With pictures left out, retype exactly the lines from the one containing "Type out the text in this image." through the final line of the entries.
- - - -
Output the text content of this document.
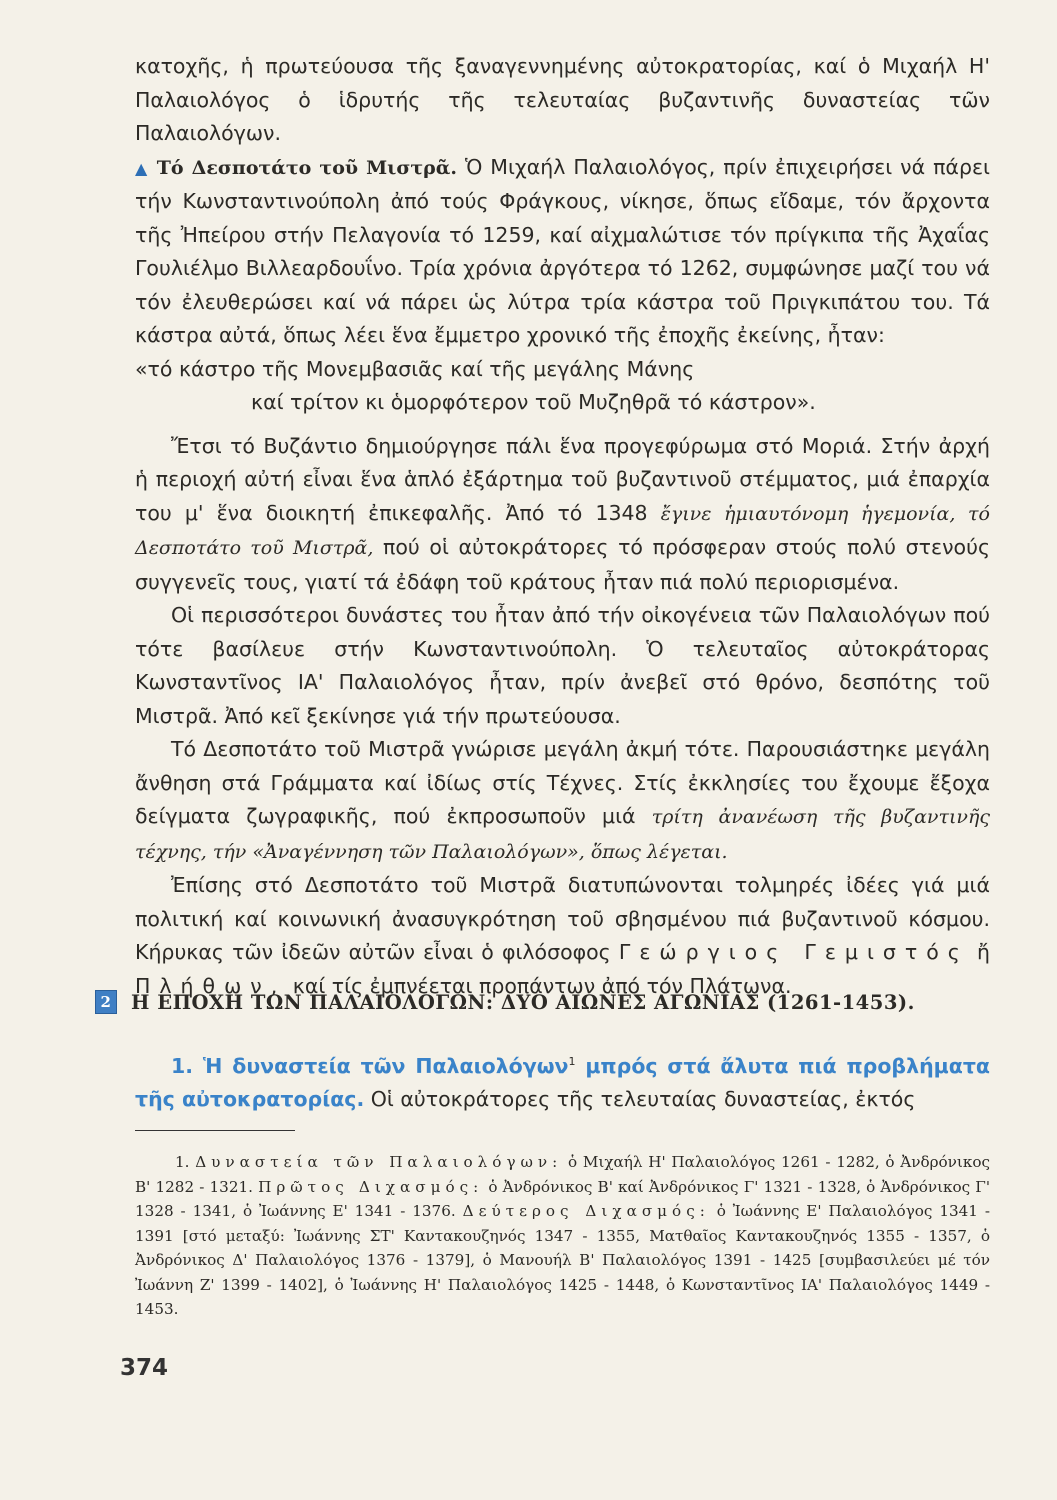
κατοχῆς, ἡ πρωτεύουσα τῆς ξαναγεννημένης αὐτοκρατορίας, καί ὁ Μιχαήλ Η' Παλαιολόγος ὁ ἱδρυτής τῆς τελευταίας βυζαντινῆς δυναστείας τῶν Παλαιολόγων.

▲ Τό Δεσποτάτο τοῦ Μιστρᾶ. Ὁ Μιχαήλ Παλαιολόγος, πρίν ἐπιχειρήσει νά πάρει τήν Κωνσταντινούπολη ἀπό τούς Φράγκους, νίκησε, ὅπως εἴδαμε, τόν ἄρχοντα τῆς Ἠπείρου στήν Πελαγονία τό 1259, καί αἰχμαλώτισε τόν πρίγκιπα τῆς Ἀχαΐας Γουλιέλμο Βιλλεαρδουΐνο. Τρία χρόνια ἀργότερα τό 1262, συμφώνησε μαζί του νά τόν ἐλευθερώσει καί νά πάρει ὡς λύτρα τρία κάστρα τοῦ Πριγκιπάτου του. Τά κάστρα αὐτά, ὅπως λέει ἕνα ἔμμετρο χρονικό τῆς ἐποχῆς ἐκείνης, ἦταν:

«τό κάστρο τῆς Μονεμβασιᾶς καί τῆς μεγάλης Μάνης

καί τρίτον κι ὁμορφότερον τοῦ Μυζηθρᾶ τό κάστρον».

Ἔτσι τό Βυζάντιο δημιούργησε πάλι ἕνα προγεφύρωμα στό Μοριά. Στήν ἀρχή ἡ περιοχή αὐτή εἶναι ἕνα ἁπλό ἐξάρτημα τοῦ βυζαντινοῦ στέμματος, μιά ἐπαρχία του μ' ἕνα διοικητή ἐπικεφαλῆς. Ἀπό τό 1348 ἔγινε ἡμιαυτόνομη ἡγεμονία, τό Δεσποτάτο τοῦ Μιστρᾶ, πού οἱ αὐτοκράτορες τό πρόσφεραν στούς πολύ στενούς συγγενεῖς τους, γιατί τά ἐδάφη τοῦ κράτους ἦταν πιά πολύ περιορισμένα.

Οἱ περισσότεροι δυνάστες του ἦταν ἀπό τήν οἰκογένεια τῶν Παλαιολόγων πού τότε βασίλευε στήν Κωνσταντινούπολη. Ὁ τελευταῖος αὐτοκράτορας Κωνσταντῖνος ΙΑ' Παλαιολόγος ἦταν, πρίν ἀνεβεῖ στό θρόνο, δεσπότης τοῦ Μιστρᾶ. Ἀπό κεῖ ξεκίνησε γιά τήν πρωτεύουσα.

Τό Δεσποτάτο τοῦ Μιστρᾶ γνώρισε μεγάλη ἀκμή τότε. Παρουσιάστηκε μεγάλη ἄνθηση στά Γράμματα καί ἰδίως στίς Τέχνες. Στίς ἐκκλησίες του ἔχουμε ἔξοχα δείγματα ζωγραφικῆς, πού ἐκπροσωποῦν μιά τρίτη ἀνανέωση τῆς βυζαντινῆς τέχνης, τήν «Ἀναγέννηση τῶν Παλαιολόγων», ὅπως λέγεται.

Ἐπίσης στό Δεσποτάτο τοῦ Μιστρᾶ διατυπώνονται τολμηρές ἰδέες γιά μιά πολιτική καί κοινωνική ἀνασυγκρότηση τοῦ σβησμένου πιά βυζαντινοῦ κόσμου. Κήρυκας τῶν ἰδεῶν αὐτῶν εἶναι ὁ φιλόσοφος Γεώργιος Γεμιστός ἤ Πλήθων, καί τίς ἐμπνέεται προπάντων ἀπό τόν Πλάτωνα.

2 Η ΕΠΟΧΗ ΤΩΝ ΠΑΛΑΙΟΛΟΓΩΝ: ΔΥΟ ΑΙΩΝΕΣ ΑΓΩΝΙΑΣ (1261-1453).

1. Ἡ δυναστεία τῶν Παλαιολόγων$^1$ μπρός στά ἄλυτα πιά προβλήματα τῆς αὐτοκρατορίας. Οἱ αὐτοκράτορες τῆς τελευταίας δυναστείας, ἐκτός

1. Δυναστεία τῶν Παλαιολόγων: ὁ Μιχαήλ Η' Παλαιολόγος 1261 - 1282, ὁ Ἀνδρόνικος Β' 1282 - 1321. Πρῶτος Διχασμός: ὁ Ἀνδρόνικος Β' καί Ἀνδρόνικος Γ' 1321 - 1328, ὁ Ἀνδρόνικος Γ' 1328 - 1341, ὁ Ἰωάννης Ε' 1341 - 1376. Δεύτερος Διχασμός: ὁ Ἰωάννης Ε' Παλαιολόγος 1341 - 1391 [στό μεταξύ: Ἰωάννης ΣΤ' Καντακουζηνός 1347 - 1355, Ματθαῖος Καντακουζηνός 1355 - 1357, ὁ Ἀνδρόνικος Δ' Παλαιολόγος 1376 - 1379], ὁ Μανουήλ Β' Παλαιολόγος 1391 - 1425 [συμβασιλεύει μέ τόν Ἰωάννη Ζ' 1399 - 1402], ὁ Ἰωάννης Η' Παλαιολόγος 1425 - 1448, ὁ Κωνσταντῖνος ΙΑ' Παλαιολόγος 1449 - 1453.
374
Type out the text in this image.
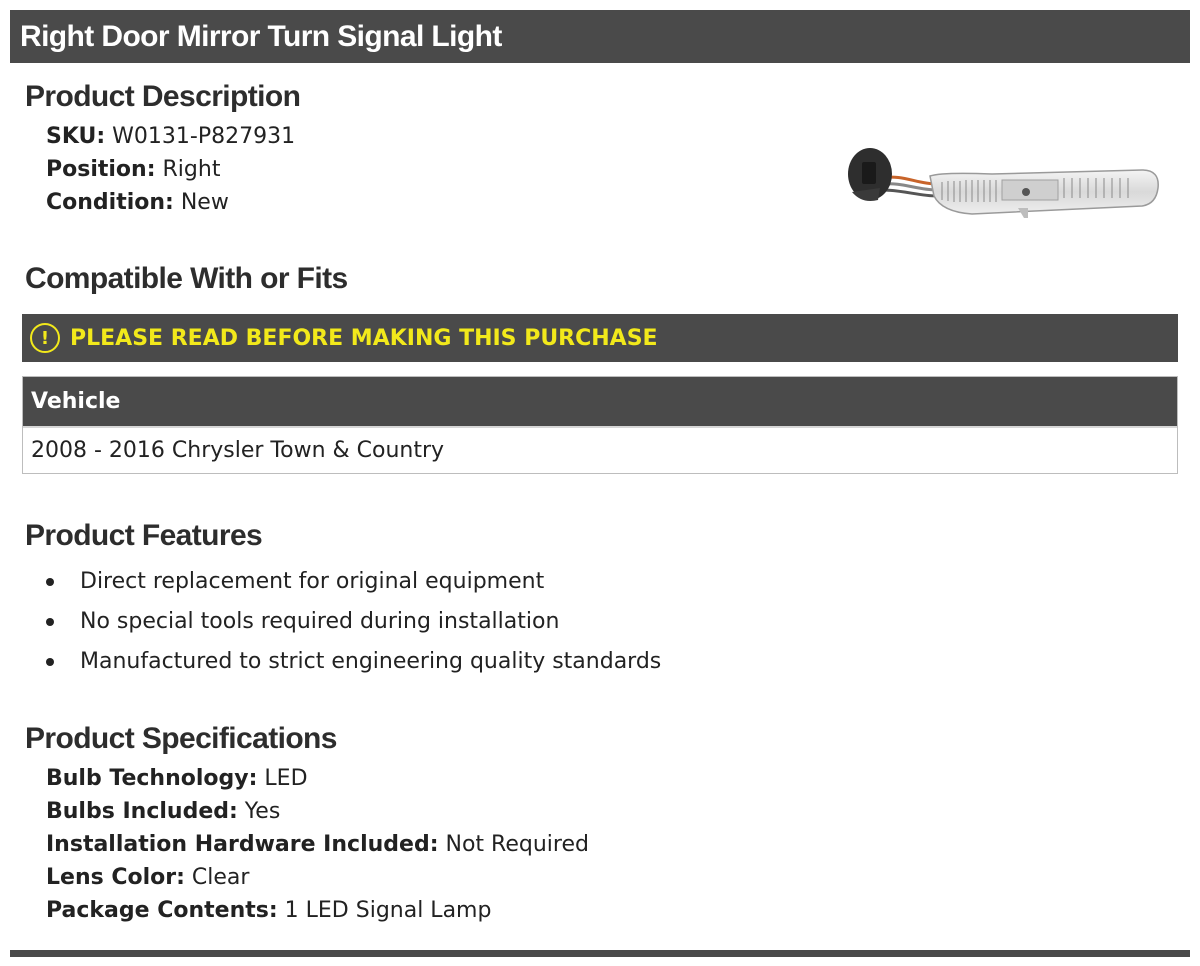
Right Door Mirror Turn Signal Light
Product Description
SKU: W0131-P827931
Position: Right
Condition: New
Compatible With or Fits
! PLEASE READ BEFORE MAKING THIS PURCHASE
Vehicle
2008 - 2016 Chrysler Town & Country
Product Features
Direct replacement for original equipment
No special tools required during installation
Manufactured to strict engineering quality standards
Product Specifications
Bulb Technology: LED
Bulbs Included: Yes
Installation Hardware Included: Not Required
Lens Color: Clear
Package Contents: 1 LED Signal Lamp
- - - -
## Result for this exercise
Type out the text in this image.
Right Door Mirror Turn Signal Light
Product Description
SKU: W0131-P827931
Position: Right
Condition: New
Compatible With or Fits
! PLEASE READ BEFORE MAKING THIS PURCHASE
Vehicle
2008 - 2016 Chrysler Town & Country
Product Features
Direct replacement for original equipment
No special tools required during installation
Manufactured to strict engineering quality standards
Product Specifications
Bulb Technology: LED
Bulbs Included: Yes
Installation Hardware Included: Not Required
Lens Color: Clear
Package Contents: 1 LED Signal Lamp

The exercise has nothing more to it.